== TASK TO CARRY OUT ==
From the records below, copy every line that contains the word "TEACHINGS".

== GIVEN DATA ==

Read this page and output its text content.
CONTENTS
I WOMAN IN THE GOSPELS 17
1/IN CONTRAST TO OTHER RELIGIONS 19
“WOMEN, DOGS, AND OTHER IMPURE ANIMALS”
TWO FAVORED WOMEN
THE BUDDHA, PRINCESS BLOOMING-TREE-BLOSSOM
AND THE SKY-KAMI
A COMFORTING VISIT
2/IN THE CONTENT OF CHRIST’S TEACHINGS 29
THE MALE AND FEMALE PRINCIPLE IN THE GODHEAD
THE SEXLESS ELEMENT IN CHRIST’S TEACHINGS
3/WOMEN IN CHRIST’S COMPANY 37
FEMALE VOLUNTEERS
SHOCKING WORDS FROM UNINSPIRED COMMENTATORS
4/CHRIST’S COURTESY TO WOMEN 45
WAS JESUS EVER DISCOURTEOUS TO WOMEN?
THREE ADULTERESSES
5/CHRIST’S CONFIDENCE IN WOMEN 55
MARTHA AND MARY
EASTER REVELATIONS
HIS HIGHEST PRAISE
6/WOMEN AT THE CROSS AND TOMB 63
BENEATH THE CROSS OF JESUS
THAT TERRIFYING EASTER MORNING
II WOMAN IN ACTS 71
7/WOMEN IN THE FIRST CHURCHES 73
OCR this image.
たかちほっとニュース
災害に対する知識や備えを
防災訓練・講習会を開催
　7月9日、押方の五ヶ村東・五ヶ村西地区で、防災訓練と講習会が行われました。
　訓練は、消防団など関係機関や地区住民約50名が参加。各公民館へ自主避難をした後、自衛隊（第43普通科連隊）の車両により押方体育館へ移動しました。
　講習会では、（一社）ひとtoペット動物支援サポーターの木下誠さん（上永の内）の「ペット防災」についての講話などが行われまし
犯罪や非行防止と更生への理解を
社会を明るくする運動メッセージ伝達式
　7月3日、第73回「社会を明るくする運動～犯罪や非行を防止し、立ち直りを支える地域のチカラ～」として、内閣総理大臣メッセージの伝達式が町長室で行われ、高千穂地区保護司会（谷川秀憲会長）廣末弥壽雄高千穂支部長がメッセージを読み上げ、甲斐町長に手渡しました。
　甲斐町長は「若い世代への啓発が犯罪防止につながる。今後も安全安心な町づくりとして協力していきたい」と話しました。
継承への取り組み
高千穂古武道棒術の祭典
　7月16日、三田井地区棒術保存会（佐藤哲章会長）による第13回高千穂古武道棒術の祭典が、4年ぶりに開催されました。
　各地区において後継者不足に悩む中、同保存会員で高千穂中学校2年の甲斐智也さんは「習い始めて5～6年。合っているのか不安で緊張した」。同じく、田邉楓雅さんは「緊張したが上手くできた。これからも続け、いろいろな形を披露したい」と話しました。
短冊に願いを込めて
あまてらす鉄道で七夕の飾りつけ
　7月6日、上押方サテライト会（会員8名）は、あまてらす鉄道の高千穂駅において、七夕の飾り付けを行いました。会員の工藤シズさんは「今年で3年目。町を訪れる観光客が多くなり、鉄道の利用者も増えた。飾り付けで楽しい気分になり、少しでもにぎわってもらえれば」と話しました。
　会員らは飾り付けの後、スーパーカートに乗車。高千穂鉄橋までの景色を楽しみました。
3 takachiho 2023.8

== TASK RESPONSE ==
2/IN THE CONTENT OF CHRIST’S TEACHINGS 29
THE SEXLESS ELEMENT IN CHRIST’S TEACHINGS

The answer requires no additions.